*SHORT PROBLEM:* Type the records out again in full, exactly.

*GIVEN DATA:*
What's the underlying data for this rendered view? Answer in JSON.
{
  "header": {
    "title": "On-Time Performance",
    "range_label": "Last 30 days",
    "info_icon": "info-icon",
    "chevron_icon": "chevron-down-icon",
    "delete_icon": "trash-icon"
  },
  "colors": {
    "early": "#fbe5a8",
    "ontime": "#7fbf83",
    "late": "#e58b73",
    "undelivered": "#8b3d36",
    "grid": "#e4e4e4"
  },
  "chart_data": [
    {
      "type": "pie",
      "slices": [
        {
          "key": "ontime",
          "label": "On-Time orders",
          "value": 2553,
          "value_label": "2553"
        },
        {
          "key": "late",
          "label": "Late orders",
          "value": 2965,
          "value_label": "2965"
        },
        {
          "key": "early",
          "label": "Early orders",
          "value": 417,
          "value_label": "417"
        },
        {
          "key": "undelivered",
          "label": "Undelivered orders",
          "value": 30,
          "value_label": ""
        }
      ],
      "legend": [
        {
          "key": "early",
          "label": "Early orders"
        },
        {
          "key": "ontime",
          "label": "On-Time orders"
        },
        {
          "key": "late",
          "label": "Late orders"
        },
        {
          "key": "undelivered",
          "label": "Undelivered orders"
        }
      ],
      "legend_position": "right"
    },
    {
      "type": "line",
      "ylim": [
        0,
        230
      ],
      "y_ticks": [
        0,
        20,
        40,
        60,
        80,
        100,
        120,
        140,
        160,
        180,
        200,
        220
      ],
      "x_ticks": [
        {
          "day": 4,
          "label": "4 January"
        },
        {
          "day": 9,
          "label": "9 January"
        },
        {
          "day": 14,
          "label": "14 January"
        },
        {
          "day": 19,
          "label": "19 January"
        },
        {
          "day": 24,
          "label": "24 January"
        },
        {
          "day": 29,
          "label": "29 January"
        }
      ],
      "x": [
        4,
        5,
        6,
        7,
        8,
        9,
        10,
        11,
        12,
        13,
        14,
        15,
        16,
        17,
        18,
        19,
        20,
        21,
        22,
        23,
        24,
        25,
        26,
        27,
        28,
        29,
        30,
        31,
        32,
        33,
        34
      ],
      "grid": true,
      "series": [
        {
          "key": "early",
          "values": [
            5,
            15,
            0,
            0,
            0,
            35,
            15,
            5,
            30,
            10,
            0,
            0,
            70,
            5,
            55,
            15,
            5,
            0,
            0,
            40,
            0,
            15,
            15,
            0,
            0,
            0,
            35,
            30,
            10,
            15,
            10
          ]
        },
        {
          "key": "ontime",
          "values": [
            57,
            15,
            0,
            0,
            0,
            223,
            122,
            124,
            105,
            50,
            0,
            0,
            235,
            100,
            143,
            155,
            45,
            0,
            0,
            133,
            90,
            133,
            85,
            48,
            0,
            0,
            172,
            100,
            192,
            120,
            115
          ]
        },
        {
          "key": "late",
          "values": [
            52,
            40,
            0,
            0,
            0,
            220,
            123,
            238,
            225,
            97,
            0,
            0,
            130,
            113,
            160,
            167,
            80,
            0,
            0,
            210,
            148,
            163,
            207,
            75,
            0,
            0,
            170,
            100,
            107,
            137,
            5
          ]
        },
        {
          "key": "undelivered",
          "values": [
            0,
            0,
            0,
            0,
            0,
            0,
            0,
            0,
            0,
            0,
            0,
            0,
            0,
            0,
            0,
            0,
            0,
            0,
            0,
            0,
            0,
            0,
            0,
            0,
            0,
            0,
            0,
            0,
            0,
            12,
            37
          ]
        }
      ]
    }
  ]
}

*ANSWER BELOW:*
What's the underlying data for this rendered view? Answer in JSON.
{
  "header": {
    "title": "On-Time Performance",
    "range_label": "Last 30 days",
    "info_icon": "info-icon",
    "chevron_icon": "chevron-down-icon",
    "delete_icon": "trash-icon"
  },
  "colors": {
    "early": "#fbe5a8",
    "ontime": "#7fbf83",
    "late": "#e58b73",
    "undelivered": "#8b3d36",
    "grid": "#e4e4e4"
  },
  "chart_data": [
    {
      "type": "pie",
      "slices": [
        {
          "key": "ontime",
          "label": "On-Time orders",
          "value": 2553,
          "value_label": "2553"
        },
        {
          "key": "late",
          "label": "Late orders",
          "value": 2965,
          "value_label": "2965"
        },
        {
          "key": "early",
          "label": "Early orders",
          "value": 417,
          "value_label": "417"
        },
        {
          "key": "undelivered",
          "label": "Undelivered orders",
          "value": 30,
          "value_label": ""
        }
      ],
      "legend": [
        {
          "key": "early",
          "label": "Early orders"
        },
        {
          "key": "ontime",
          "label": "On-Time orders"
        },
        {
          "key": "late",
          "label": "Late orders"
        },
        {
          "key": "undelivered",
          "label": "Undelivered orders"
        }
      ],
      "legend_position": "right"
    },
    {
      "type": "line",
      "ylim": [
        0,
        230
      ],
      "y_ticks": [
        0,
        20,
        40,
        60,
        80,
        100,
        120,
        140,
        160,
        180,
        200,
        220
      ],
      "x_ticks": [
        {
          "day": 4,
          "label": "4 January"
        },
        {
          "day": 9,
          "label": "9 January"
        },
        {
          "day": 14,
          "label": "14 January"
        },
        {
          "day": 19,
          "label": "19 January"
        },
        {
          "day": 24,
          "label": "24 January"
        },
        {
          "day": 29,
          "label": "29 January"
        }
      ],
      "x": [
        4,
        5,
        6,
        7,
        8,
        9,
        10,
        11,
        12,
        13,
        14,
        15,
        16,
        17,
        18,
        19,
        20,
        21,
        22,
        23,
        24,
        25,
        26,
        27,
        28,
        29,
        30,
        31,
        32,
        33,
        34
      ],
      "grid": true,
      "series": [
        {
          "key": "early",
          "values": [
            5,
            15,
            0,
            0,
            0,
            35,
            15,
            5,
            30,
            10,
            0,
            0,
            70,
            5,
            55,
            15,
            5,
            0,
            0,
            40,
            0,
            15,
            15,
            0,
            0,
            0,
            35,
            30,
            10,
            15,
            10
          ]
        },
        {
          "key": "ontime",
          "values": [
            57,
            15,
            0,
            0,
            0,
            223,
            122,
            124,
            105,
            50,
            0,
            0,
            235,
            100,
            143,
            155,
            45,
            0,
            0,
            133,
            90,
            133,
            85,
            48,
            0,
            0,
            172,
            100,
            192,
            120,
            115
          ]
        },
        {
          "key": "late",
          "values": [
            52,
            40,
            0,
            0,
            0,
            220,
            123,
            238,
            225,
            97,
            0,
            0,
            130,
            113,
            160,
            167,
            80,
            0,
            0,
            210,
            148,
            163,
            207,
            75,
            0,
            0,
            170,
            100,
            107,
            137,
            5
          ]
        },
        {
          "key": "undelivered",
          "values": [
            0,
            0,
            0,
            0,
            0,
            0,
            0,
            0,
            0,
            0,
            0,
            0,
            0,
            0,
            0,
            0,
            0,
            0,
            0,
            0,
            0,
            0,
            0,
            0,
            0,
            0,
            0,
            0,
            0,
            12,
            37
          ]
        }
      ]
    }
  ]
}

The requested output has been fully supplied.